**WHAT YOU NEED TO DO:** Return the lines below that carry the word "Information".

**Dataset records:**
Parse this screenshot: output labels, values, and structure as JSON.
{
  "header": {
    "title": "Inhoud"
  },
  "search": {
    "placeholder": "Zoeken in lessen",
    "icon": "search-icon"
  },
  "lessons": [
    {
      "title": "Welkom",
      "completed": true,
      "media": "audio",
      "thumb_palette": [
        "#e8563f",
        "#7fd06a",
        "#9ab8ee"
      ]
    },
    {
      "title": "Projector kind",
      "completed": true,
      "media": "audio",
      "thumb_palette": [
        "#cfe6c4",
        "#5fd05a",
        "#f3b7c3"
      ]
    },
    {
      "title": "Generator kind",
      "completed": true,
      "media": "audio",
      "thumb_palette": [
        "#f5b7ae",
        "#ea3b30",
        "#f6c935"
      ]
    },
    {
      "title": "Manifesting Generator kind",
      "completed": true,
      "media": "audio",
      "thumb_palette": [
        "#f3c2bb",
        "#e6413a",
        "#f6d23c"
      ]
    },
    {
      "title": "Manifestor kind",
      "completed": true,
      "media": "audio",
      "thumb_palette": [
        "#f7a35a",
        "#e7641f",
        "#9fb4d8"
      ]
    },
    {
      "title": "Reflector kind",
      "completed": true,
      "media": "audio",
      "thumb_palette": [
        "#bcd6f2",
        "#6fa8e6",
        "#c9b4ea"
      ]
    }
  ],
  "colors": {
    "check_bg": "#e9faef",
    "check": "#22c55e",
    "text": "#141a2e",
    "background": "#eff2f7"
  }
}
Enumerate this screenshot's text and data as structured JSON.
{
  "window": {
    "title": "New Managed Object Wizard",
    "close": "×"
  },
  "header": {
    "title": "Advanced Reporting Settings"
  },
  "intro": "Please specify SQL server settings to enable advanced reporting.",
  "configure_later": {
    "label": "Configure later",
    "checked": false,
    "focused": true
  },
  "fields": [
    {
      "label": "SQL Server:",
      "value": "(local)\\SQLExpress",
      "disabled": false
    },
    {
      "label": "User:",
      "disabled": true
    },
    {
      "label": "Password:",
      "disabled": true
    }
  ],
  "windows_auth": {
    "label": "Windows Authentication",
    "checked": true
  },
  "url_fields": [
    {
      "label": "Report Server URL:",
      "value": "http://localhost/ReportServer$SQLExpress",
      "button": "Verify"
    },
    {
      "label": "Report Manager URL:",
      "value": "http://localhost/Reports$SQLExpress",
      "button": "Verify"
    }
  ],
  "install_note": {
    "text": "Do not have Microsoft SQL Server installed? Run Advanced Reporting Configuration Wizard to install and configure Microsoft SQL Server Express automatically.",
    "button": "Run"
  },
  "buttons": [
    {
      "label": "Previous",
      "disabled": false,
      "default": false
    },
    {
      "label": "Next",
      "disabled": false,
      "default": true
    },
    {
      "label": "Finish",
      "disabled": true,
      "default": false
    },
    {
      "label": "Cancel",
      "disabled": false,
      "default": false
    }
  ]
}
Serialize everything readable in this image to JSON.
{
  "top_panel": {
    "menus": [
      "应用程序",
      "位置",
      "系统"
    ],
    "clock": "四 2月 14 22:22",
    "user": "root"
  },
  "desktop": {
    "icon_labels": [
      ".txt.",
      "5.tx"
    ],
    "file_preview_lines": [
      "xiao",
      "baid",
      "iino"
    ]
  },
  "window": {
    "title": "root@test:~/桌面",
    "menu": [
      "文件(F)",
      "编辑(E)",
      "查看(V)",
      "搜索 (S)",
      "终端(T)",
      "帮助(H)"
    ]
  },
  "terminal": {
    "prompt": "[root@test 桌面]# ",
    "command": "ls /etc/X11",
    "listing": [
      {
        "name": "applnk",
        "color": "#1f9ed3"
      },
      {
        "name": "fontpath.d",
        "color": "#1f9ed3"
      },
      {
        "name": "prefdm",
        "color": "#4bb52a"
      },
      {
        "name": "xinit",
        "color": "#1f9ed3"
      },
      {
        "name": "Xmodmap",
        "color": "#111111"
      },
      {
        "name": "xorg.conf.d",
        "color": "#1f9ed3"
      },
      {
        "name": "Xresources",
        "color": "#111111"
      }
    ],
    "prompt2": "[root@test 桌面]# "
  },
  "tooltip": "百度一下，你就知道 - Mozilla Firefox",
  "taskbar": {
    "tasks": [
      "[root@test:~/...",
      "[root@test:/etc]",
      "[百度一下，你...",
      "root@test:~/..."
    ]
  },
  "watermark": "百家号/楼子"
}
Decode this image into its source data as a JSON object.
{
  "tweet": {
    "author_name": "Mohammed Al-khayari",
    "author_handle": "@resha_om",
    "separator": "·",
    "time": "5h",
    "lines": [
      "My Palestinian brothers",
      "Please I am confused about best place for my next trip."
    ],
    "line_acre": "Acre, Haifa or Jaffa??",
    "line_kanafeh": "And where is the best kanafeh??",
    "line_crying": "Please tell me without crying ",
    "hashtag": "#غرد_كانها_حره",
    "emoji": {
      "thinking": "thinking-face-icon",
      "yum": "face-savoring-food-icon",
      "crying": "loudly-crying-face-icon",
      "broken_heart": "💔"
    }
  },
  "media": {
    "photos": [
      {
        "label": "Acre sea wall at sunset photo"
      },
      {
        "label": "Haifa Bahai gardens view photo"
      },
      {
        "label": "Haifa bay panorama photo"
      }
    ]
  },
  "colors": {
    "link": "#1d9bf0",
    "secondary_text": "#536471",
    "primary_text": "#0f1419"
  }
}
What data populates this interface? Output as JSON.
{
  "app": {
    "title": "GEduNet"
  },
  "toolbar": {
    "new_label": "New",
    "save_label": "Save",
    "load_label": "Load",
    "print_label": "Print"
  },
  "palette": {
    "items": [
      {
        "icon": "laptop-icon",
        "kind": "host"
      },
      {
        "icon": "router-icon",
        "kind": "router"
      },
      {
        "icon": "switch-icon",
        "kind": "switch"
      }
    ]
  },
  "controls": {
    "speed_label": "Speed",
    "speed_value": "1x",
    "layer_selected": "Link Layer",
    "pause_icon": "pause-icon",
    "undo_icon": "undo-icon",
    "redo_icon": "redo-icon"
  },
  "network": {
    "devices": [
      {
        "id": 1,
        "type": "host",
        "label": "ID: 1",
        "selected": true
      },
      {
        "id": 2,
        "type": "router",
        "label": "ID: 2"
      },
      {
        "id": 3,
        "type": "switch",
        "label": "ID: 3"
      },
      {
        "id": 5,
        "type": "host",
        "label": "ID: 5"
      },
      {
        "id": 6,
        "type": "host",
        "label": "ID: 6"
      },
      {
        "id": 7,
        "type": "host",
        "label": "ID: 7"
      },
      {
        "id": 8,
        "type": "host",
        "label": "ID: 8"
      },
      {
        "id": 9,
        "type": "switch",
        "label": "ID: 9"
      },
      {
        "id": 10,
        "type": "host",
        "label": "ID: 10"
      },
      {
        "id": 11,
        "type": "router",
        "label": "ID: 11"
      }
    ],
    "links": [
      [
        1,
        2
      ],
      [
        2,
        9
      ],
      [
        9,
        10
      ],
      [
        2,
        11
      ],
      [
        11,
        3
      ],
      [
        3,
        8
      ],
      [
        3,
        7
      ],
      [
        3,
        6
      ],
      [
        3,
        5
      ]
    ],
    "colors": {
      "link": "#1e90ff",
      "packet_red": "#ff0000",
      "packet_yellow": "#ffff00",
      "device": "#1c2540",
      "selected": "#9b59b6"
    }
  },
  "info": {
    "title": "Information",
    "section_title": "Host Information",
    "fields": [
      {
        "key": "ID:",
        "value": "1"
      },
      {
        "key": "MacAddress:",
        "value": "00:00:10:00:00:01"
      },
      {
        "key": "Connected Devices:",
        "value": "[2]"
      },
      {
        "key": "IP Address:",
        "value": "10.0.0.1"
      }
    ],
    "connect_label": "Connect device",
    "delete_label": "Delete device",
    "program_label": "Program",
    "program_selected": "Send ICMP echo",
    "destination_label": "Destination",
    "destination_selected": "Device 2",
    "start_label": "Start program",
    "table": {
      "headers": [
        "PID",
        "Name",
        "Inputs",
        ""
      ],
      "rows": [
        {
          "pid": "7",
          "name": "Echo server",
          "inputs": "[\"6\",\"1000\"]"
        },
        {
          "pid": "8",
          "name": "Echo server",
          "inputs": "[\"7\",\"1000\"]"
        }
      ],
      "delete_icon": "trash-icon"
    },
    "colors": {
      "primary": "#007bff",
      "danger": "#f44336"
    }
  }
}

**FINISHED ANSWER:**
    "title": "Information",
    "section_title": "Host Information",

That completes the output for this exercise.